Cosa farai:
Parti dall'inizio del materiale e fermati dopo la riga che contiene "bar-2024-misc — [714, 294, 749, 313]". Riporta queste righe come elenco numerato, omettendo quelle vuote.

Dati forniti:
+++
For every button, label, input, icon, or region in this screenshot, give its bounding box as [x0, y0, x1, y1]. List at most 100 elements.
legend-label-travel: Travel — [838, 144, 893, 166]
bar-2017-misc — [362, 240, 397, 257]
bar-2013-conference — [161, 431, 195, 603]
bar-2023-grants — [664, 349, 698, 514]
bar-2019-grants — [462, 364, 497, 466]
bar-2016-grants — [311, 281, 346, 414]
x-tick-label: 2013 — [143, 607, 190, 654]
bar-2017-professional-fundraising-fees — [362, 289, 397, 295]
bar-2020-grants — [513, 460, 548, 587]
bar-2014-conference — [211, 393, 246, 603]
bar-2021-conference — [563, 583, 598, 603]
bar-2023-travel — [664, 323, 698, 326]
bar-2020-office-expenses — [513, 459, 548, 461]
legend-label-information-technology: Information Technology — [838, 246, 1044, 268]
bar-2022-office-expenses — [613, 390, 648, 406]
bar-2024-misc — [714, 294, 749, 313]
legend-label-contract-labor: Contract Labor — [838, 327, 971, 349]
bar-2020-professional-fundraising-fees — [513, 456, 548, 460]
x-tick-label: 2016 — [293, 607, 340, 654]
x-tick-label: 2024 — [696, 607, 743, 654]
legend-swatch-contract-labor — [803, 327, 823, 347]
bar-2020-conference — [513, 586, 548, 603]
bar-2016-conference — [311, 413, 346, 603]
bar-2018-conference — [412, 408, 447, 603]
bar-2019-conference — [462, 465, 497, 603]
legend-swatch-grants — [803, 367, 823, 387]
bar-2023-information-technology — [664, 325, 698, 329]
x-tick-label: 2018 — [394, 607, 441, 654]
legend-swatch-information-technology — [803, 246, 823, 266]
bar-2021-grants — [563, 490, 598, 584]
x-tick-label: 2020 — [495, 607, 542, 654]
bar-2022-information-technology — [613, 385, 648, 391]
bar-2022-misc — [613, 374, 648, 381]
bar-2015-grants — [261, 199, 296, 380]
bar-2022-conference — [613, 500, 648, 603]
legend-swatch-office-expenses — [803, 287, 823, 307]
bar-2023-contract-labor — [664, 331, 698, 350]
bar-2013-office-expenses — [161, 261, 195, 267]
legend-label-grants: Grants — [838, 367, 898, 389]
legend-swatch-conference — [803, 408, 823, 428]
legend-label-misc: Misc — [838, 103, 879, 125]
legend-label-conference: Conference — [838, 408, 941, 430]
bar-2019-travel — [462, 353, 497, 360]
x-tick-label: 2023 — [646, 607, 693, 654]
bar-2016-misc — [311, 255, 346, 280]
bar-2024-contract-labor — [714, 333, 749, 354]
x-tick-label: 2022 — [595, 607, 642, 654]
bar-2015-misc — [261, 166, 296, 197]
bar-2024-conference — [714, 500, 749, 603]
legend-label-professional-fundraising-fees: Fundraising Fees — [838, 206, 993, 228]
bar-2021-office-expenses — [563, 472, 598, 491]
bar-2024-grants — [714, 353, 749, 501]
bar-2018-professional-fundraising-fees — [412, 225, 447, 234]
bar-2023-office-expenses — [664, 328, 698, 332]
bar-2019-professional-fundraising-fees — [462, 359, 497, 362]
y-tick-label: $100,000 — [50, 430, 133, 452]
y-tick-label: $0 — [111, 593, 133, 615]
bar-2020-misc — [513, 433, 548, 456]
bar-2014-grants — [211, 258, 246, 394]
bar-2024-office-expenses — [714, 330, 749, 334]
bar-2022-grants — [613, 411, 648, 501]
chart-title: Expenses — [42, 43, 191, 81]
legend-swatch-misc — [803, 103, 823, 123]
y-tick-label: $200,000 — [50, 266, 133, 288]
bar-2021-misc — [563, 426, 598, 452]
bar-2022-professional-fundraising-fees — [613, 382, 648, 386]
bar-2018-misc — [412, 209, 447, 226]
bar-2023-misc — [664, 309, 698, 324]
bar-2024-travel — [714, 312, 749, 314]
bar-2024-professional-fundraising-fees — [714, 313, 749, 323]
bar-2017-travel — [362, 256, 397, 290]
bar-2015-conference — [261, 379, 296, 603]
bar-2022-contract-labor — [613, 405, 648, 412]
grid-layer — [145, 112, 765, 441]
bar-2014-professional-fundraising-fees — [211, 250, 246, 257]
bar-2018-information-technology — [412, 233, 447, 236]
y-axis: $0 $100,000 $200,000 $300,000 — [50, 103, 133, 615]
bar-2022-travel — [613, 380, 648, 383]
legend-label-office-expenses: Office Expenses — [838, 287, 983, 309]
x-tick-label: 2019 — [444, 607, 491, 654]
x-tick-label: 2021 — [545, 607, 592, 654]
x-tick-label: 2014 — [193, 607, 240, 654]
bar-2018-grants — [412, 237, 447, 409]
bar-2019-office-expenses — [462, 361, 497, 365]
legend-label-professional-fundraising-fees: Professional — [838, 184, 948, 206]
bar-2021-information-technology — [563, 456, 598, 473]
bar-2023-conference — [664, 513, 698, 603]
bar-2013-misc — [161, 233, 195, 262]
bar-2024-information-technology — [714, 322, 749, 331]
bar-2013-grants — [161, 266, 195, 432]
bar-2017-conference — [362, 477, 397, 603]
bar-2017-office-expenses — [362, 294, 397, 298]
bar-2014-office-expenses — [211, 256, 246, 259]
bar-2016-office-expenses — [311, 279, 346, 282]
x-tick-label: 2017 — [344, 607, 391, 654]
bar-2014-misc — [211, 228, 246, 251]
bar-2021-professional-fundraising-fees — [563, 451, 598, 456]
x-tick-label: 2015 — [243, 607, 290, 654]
+++
Soluzione esercizio:
1. For every button, label, input, icon, or region in this screenshot, give its bounding box as [x0, y0, x1, y1]. List at most 100 elements.
2. legend-label-travel: Travel — [838, 144, 893, 166]
3. bar-2017-misc — [362, 240, 397, 257]
4. bar-2013-conference — [161, 431, 195, 603]
5. bar-2023-grants — [664, 349, 698, 514]
6. bar-2019-grants — [462, 364, 497, 466]
7. bar-2016-grants — [311, 281, 346, 414]
8. x-tick-label: 2013 — [143, 607, 190, 654]
9. bar-2017-professional-fundraising-fees — [362, 289, 397, 295]
10. bar-2020-grants — [513, 460, 548, 587]
11. bar-2014-conference — [211, 393, 246, 603]
12. bar-2021-conference — [563, 583, 598, 603]
13. bar-2023-travel — [664, 323, 698, 326]
14. bar-2020-office-expenses — [513, 459, 548, 461]
15. legend-label-information-technology: Information Technology — [838, 246, 1044, 268]
16. bar-2022-office-expenses — [613, 390, 648, 406]
17. bar-2024-misc — [714, 294, 749, 313]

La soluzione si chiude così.